-- Task to carry out --
Reproduce each line of the listing exactly.

-- Information provided --

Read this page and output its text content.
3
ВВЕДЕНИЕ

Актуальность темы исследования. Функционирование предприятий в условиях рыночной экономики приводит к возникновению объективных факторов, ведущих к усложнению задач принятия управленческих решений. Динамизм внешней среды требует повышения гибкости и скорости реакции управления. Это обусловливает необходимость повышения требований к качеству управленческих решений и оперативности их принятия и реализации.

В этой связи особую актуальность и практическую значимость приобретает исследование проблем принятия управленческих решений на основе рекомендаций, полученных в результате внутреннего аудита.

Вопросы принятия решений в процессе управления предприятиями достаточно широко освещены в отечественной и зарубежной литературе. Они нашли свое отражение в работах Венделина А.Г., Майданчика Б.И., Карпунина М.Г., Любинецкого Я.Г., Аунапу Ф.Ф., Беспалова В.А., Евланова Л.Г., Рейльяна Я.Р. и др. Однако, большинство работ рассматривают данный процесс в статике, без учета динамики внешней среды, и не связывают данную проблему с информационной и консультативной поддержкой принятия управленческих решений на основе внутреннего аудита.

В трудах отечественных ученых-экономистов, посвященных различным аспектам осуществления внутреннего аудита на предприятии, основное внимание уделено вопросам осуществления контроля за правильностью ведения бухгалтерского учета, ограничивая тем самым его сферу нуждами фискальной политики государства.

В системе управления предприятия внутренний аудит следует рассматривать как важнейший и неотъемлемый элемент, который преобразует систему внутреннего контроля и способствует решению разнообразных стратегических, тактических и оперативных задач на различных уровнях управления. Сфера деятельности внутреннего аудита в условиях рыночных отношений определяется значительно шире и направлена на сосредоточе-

-- Problem solution --
Read this page and output its text content.
3
ВВЕДЕНИЕ

Актуальность темы исследования. Функционирование предприятий в условиях рыночной экономики приводит к возникновению объективных факторов, ведущих к усложнению задач принятия управленческих решений. Динамизм внешней среды требует повышения гибкости и скорости реакции управления. Это обусловливает необходимость повышения требований к качеству управленческих решений и оперативности их принятия и реализации.

В этой связи особую актуальность и практическую значимость приобретает исследование проблем принятия управленческих решений на основе рекомендаций, полученных в результате внутреннего аудита.

Вопросы принятия решений в процессе управления предприятиями достаточно широко освещены в отечественной и зарубежной литературе. Они нашли свое отражение в работах Венделина А.Г., Майданчика Б.И., Карпунина М.Г., Любинецкого Я.Г., Аунапу Ф.Ф., Беспалова В.А., Евланова Л.Г., Рейльяна Я.Р. и др. Однако, большинство работ рассматривают данный процесс в статике, без учета динамики внешней среды, и не связывают данную проблему с информационной и консультативной поддержкой принятия управленческих решений на основе внутреннего аудита.

В трудах отечественных ученых-экономистов, посвященных различным аспектам осуществления внутреннего аудита на предприятии, основное внимание уделено вопросам осуществления контроля за правильностью ведения бухгалтерского учета, ограничивая тем самым его сферу нуждами фискальной политики государства.

В системе управления предприятия внутренний аудит следует рассматривать как важнейший и неотъемлемый элемент, который преобразует систему внутреннего контроля и способствует решению разнообразных стратегических, тактических и оперативных задач на различных уровнях управления. Сфера деятельности внутреннего аудита в условиях рыночных отношений определяется значительно шире и направлена на сосредоточе-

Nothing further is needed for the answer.